_Short problem 1_
In the Easter sermon, what is the full name of the preacher's daughter, Evie?
_Short problem 2_
Retype the stretch of the Easter sermon from "And once their" through "of these things.".
_Short problem 3_
Continue the Easter sermon on being witnesses from where it stops.

_Passage provided_
Ordinary Witnesses

Ordinary Witnesses

Third Sunday of Easter

Readings: Acts 3. 12-19; Psalm 4; 1 John 3. 1-7; Luke 24. 36b-48 (view all)

One of the most exciting pieces of news I’ve ever had to share was the birth of our daughter, Evie. I don’t know whether you know this, but Evie is her nickname — her full name is Evangeline, which comes from the Greek word in the bible for ‘good news’. We wanted the world to know that she is good news, and our prayer is that as she grows up, she will grow to be good news to those around her as well.

But of course, our good news was quite simple, in today’s world, to share. After a couple of phone calls to close family, we put a photo of her up on Facebook, and the whole world  was able to know what had happened.

For Jesus and his disciples, it wasn’t quite that simple. They didn’t have the wonders of modern technology, so there had to be another way of sharing the good news. And in our gospel reading this morning, Jesus tells his disciples that other way is them. They are to be his witnesses.

What might it mean for us to be God’s witnesses in our lives today? 

Well, today’s account from Luke is pretty bizarre. The disciples are huddled privately in the upper room, and then suddenly Jesus is there. Someone the disciples saw die with their own eyes, appears among them and says, ‘Peace be with you’.

They don’t know whether they’ve a ghost, or whether this is a vision or apparition. So Jesus invites them to touch him, to see his hands and his feet, still bearing the scars of the crucifixion. He is really there, in flesh and blood. He isn’t a ghost or a spirit, and he eats in front of them, proving he really has physically come back to life.

And once their shock has worn off, Jesus begins to explain what has happened. He uses the scriptures to explain why it was he needed to die, and why it was that, if they’d been looking carefully, they would have seen that he was going to come back to life. Then, crucially, he tells them what will happen next, and the part they will play in it: 

Repentance and forgiveness of sins is to be proclaimed in [Jesus’] name to all nations, beginning from Jerusalem. You are witnesses of these things.

_Raw data_
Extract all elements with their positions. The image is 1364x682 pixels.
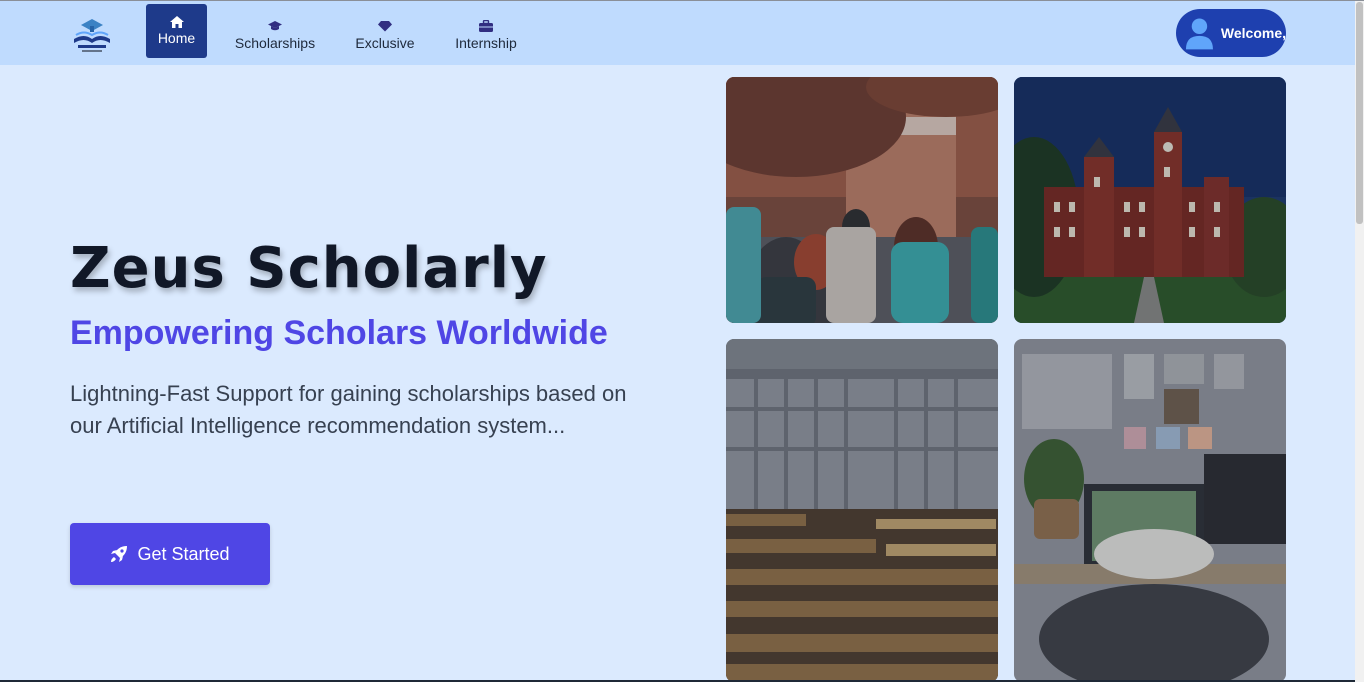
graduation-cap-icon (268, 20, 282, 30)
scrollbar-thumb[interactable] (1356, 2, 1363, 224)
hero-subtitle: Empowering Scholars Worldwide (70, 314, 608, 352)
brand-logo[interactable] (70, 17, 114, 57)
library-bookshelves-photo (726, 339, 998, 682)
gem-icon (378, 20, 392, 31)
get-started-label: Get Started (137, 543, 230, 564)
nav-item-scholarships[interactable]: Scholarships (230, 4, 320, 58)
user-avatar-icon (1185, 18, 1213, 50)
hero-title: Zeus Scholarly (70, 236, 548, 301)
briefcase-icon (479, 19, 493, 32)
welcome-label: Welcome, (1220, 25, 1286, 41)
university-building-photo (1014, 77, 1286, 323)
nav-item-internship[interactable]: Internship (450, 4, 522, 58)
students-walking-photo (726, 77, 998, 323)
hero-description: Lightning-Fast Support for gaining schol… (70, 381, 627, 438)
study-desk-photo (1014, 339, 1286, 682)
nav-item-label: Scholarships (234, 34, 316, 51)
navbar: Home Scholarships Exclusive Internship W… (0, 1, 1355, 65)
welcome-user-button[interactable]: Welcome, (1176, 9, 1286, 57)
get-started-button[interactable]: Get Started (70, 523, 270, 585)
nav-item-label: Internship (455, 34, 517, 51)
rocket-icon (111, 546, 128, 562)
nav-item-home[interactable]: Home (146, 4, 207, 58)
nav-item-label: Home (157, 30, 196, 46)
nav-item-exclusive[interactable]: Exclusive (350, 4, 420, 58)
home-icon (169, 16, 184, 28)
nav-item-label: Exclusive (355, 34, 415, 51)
* * *
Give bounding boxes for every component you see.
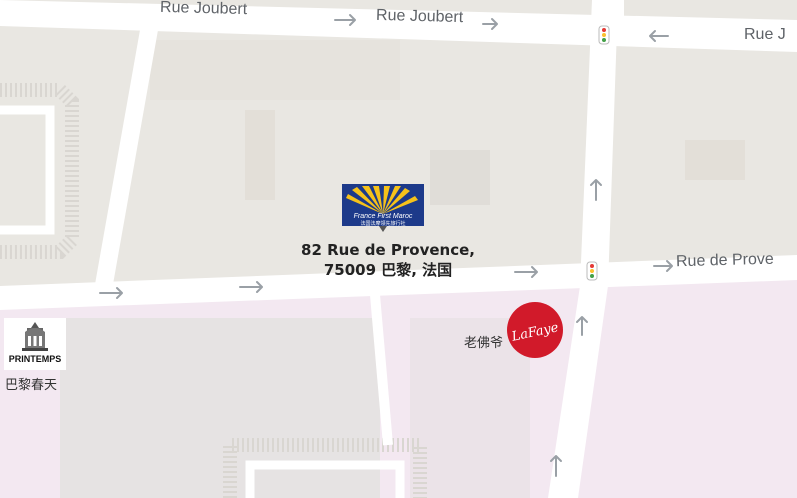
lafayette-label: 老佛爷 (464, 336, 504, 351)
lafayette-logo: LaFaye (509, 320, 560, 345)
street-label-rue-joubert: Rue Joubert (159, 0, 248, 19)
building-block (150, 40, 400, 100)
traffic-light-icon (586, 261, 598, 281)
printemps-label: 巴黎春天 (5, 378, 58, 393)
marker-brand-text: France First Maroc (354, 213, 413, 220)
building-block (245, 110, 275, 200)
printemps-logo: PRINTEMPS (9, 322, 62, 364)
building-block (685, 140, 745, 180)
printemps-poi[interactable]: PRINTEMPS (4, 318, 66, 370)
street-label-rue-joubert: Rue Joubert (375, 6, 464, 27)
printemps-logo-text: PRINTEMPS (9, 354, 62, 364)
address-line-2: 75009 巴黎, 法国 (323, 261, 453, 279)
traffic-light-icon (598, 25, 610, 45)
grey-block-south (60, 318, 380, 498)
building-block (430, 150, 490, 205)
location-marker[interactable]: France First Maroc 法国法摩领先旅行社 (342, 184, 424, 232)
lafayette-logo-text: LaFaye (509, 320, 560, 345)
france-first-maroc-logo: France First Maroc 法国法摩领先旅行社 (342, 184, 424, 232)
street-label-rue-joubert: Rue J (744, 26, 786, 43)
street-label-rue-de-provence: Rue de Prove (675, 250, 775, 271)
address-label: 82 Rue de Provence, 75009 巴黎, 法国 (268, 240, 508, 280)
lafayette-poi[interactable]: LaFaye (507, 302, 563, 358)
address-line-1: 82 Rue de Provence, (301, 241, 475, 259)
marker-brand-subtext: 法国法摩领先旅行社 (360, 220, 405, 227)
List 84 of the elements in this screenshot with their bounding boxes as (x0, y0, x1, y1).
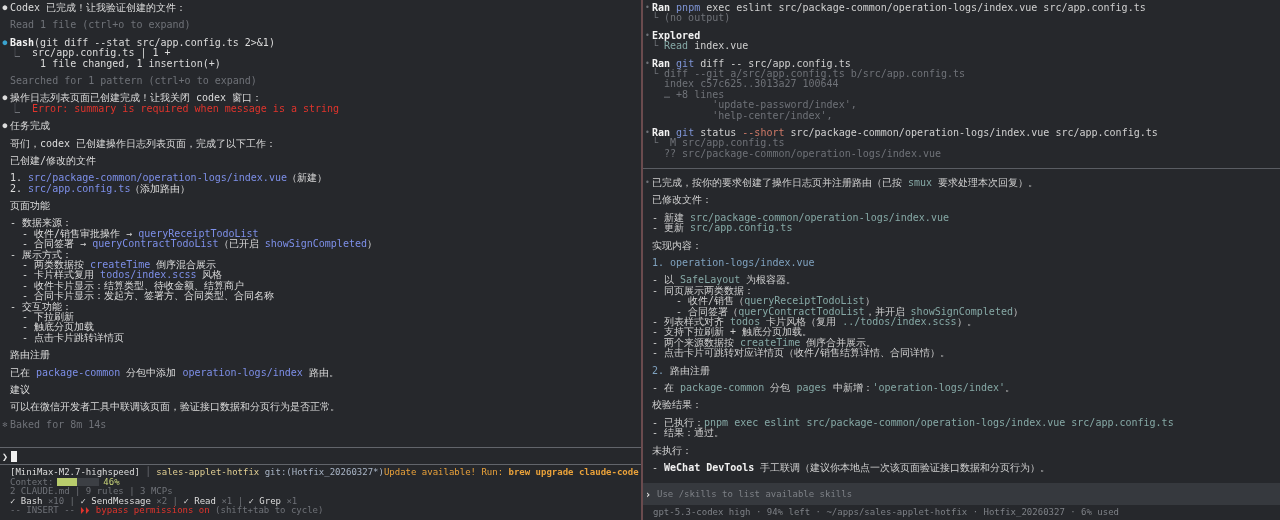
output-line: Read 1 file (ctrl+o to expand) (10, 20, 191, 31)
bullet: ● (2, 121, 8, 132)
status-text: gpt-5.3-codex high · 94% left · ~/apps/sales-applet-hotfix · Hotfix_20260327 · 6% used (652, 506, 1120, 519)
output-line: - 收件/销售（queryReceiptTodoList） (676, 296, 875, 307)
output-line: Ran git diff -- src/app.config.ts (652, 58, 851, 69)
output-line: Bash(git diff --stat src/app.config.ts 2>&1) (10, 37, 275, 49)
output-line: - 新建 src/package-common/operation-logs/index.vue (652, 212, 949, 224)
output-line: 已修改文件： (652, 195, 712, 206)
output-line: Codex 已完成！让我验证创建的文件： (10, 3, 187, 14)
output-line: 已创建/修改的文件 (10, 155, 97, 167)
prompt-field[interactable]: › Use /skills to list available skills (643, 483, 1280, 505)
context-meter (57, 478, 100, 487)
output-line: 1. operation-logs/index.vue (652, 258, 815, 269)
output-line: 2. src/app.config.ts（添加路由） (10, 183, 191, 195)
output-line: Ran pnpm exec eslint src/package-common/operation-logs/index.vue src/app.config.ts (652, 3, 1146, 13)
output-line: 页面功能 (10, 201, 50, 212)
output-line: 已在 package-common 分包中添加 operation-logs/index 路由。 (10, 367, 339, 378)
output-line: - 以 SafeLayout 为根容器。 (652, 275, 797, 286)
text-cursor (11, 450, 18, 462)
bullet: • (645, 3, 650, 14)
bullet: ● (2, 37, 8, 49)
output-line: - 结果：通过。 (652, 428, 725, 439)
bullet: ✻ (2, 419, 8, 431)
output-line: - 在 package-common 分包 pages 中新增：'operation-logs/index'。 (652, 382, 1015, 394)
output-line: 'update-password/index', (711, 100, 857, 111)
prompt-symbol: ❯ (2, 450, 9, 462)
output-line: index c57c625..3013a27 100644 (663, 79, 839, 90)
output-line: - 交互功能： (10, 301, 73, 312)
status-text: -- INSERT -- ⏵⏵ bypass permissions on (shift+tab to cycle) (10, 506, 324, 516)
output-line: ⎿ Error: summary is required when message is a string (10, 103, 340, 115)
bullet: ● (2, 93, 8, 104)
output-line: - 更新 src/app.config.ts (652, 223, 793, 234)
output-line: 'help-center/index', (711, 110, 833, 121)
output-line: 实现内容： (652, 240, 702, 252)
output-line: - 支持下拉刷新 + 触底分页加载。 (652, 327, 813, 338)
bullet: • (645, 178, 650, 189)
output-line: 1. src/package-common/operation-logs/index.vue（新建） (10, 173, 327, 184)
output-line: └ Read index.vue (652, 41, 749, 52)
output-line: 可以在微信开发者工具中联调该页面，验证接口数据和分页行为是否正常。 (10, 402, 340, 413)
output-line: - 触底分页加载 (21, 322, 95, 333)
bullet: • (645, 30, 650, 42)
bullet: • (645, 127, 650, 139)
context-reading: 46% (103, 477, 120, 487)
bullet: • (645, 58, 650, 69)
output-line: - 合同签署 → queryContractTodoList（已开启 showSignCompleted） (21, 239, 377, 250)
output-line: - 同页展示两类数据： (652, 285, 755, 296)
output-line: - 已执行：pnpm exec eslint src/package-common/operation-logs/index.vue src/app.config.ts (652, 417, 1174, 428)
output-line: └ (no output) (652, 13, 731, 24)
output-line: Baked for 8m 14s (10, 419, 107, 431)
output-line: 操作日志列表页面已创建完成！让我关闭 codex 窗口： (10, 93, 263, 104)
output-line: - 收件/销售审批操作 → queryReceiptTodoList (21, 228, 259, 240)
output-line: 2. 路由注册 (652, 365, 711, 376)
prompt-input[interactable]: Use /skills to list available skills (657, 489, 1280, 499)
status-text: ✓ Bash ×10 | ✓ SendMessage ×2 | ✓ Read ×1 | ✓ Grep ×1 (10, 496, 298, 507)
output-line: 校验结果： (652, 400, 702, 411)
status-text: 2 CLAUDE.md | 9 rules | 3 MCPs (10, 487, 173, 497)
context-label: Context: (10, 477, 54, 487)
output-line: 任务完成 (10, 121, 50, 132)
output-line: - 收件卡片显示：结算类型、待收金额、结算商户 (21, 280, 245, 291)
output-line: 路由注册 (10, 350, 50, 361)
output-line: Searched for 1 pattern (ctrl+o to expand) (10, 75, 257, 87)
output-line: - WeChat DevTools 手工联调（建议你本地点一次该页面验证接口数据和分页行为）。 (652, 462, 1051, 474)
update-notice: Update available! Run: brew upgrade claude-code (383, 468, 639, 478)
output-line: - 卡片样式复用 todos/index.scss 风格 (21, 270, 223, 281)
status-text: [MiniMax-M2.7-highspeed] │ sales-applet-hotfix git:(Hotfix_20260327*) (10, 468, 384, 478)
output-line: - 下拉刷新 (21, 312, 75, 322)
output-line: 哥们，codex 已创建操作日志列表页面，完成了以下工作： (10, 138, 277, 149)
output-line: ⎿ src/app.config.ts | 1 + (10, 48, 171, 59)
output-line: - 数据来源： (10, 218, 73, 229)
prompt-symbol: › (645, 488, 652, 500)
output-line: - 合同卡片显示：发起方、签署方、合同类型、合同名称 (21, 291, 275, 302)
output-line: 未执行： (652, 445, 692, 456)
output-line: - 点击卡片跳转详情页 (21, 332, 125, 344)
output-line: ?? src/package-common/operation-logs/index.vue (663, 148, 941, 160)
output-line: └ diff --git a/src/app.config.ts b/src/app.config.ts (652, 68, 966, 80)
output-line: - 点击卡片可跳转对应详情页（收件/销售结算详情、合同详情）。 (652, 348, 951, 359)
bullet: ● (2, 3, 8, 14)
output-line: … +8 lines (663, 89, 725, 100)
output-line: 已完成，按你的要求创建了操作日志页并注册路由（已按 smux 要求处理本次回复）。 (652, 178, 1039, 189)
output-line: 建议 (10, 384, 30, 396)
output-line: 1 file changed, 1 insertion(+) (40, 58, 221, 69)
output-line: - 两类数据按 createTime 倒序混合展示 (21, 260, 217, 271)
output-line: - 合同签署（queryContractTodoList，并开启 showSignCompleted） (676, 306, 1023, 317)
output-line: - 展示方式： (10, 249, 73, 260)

_Answer 1_
Evangeline

_Answer 2_
And once their shock has worn off, Jesus begins to explain what has happened. He uses the scriptures to explain why it was he needed to die, and why it was that, if they’d been looking carefully, they would have seen that he was going to come back to life. Then, crucially, he tells them what will happen next, and the part they will play in it: 

Repentance and forgiveness of sins is to be proclaimed in [Jesus’] name to all nations, beginning from Jerusalem. You are witnesses of these things.

_Answer 3_
It is interesting that in Luke’s account, they aren’t given an instruction or a command, unlike Matthew’s great commission. They aren’t offered a job that they could accept or refuse. Instead, Jesus makes a short, simple statement:

You are my witnesses.

They have no option — they can’t un-see what they’ve now seen — and so the completely natural, logical next step, having experienced the presence of the risen Jesus among them, is that they should witness to what they’ve seen. 

And this is exactly what Peter does in our Acts reading. He attests to what he has seen with his own eyes when he witnessed Jesus’ death and his resurrection, and explains what this means for those present, in the hope that they too might find healing and grace through what Jesus has done. 

What about us as disciples of Jesus today? Well we haven’t seen what Jesus’ disciples saw two thousand years ago, but we may well have experienced the living, risen presence of Jesus in our lives today. 

It may have been in something as surprising profound as a miraculous answer to prayer, healing or a vision. Or for many of us, it may simply have been in a sense of God’s peace in a difficult time, or a sense of God speaking through the words of someone else close to us offering comfort or support.

Whether profound or mundane, my hope is that all of us are here because of some sense of Jesus being present with us, and at work in our lives today. And although it may well not be appropriate to find the nearest crowded place and start preaching like Peter, we can all be witnesses to God’s work in our lives, ‘ordinary witnesses’ if you like. We do this through the way we live, the choices we make, and the answers we give when those we know ask about our faith. 

So I wonder, will we take heart from the presence of the risen Jesus with us in our lives, strengthening us and sustaining us? Will we commit afresh to be his witnesses in the way we speak and act, whether with our families, our friends and neighbours, or at work?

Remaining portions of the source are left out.